TASK DATA:
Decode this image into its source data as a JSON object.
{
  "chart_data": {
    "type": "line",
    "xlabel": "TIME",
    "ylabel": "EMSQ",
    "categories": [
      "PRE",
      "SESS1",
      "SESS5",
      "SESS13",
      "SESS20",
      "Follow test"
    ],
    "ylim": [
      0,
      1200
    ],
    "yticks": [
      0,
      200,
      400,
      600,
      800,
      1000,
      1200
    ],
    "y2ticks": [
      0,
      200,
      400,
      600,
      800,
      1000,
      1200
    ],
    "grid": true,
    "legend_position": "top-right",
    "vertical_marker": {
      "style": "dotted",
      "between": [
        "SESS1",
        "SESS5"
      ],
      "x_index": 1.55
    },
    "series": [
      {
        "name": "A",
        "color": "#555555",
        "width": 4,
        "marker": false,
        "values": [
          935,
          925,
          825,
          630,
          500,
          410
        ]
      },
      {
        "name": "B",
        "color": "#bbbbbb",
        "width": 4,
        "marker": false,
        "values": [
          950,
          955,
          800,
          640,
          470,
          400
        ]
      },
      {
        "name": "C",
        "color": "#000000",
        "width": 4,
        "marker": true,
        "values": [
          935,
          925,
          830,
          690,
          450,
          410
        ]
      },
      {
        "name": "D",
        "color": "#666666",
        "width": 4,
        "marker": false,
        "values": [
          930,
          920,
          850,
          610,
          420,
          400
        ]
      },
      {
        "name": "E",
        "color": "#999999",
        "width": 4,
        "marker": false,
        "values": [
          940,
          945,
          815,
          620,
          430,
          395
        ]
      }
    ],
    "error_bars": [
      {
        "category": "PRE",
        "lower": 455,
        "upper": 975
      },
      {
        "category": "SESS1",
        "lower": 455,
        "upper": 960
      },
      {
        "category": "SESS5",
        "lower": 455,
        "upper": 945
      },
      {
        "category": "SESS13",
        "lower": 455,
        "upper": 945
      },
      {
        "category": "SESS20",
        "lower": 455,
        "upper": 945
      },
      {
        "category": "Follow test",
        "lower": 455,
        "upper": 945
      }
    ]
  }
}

TASK DIRECTIONS: Write out the material from the first line to the last, exactly.

RESPONSE TO THIS TASK:
Decode this image into its source data as a JSON object.
{
  "chart_data": {
    "type": "line",
    "xlabel": "TIME",
    "ylabel": "EMSQ",
    "categories": [
      "PRE",
      "SESS1",
      "SESS5",
      "SESS13",
      "SESS20",
      "Follow test"
    ],
    "ylim": [
      0,
      1200
    ],
    "yticks": [
      0,
      200,
      400,
      600,
      800,
      1000,
      1200
    ],
    "y2ticks": [
      0,
      200,
      400,
      600,
      800,
      1000,
      1200
    ],
    "grid": true,
    "legend_position": "top-right",
    "vertical_marker": {
      "style": "dotted",
      "between": [
        "SESS1",
        "SESS5"
      ],
      "x_index": 1.55
    },
    "series": [
      {
        "name": "A",
        "color": "#555555",
        "width": 4,
        "marker": false,
        "values": [
          935,
          925,
          825,
          630,
          500,
          410
        ]
      },
      {
        "name": "B",
        "color": "#bbbbbb",
        "width": 4,
        "marker": false,
        "values": [
          950,
          955,
          800,
          640,
          470,
          400
        ]
      },
      {
        "name": "C",
        "color": "#000000",
        "width": 4,
        "marker": true,
        "values": [
          935,
          925,
          830,
          690,
          450,
          410
        ]
      },
      {
        "name": "D",
        "color": "#666666",
        "width": 4,
        "marker": false,
        "values": [
          930,
          920,
          850,
          610,
          420,
          400
        ]
      },
      {
        "name": "E",
        "color": "#999999",
        "width": 4,
        "marker": false,
        "values": [
          940,
          945,
          815,
          620,
          430,
          395
        ]
      }
    ],
    "error_bars": [
      {
        "category": "PRE",
        "lower": 455,
        "upper": 975
      },
      {
        "category": "SESS1",
        "lower": 455,
        "upper": 960
      },
      {
        "category": "SESS5",
        "lower": 455,
        "upper": 945
      },
      {
        "category": "SESS13",
        "lower": 455,
        "upper": 945
      },
      {
        "category": "SESS20",
        "lower": 455,
        "upper": 945
      },
      {
        "category": "Follow test",
        "lower": 455,
        "upper": 945
      }
    ]
  }
}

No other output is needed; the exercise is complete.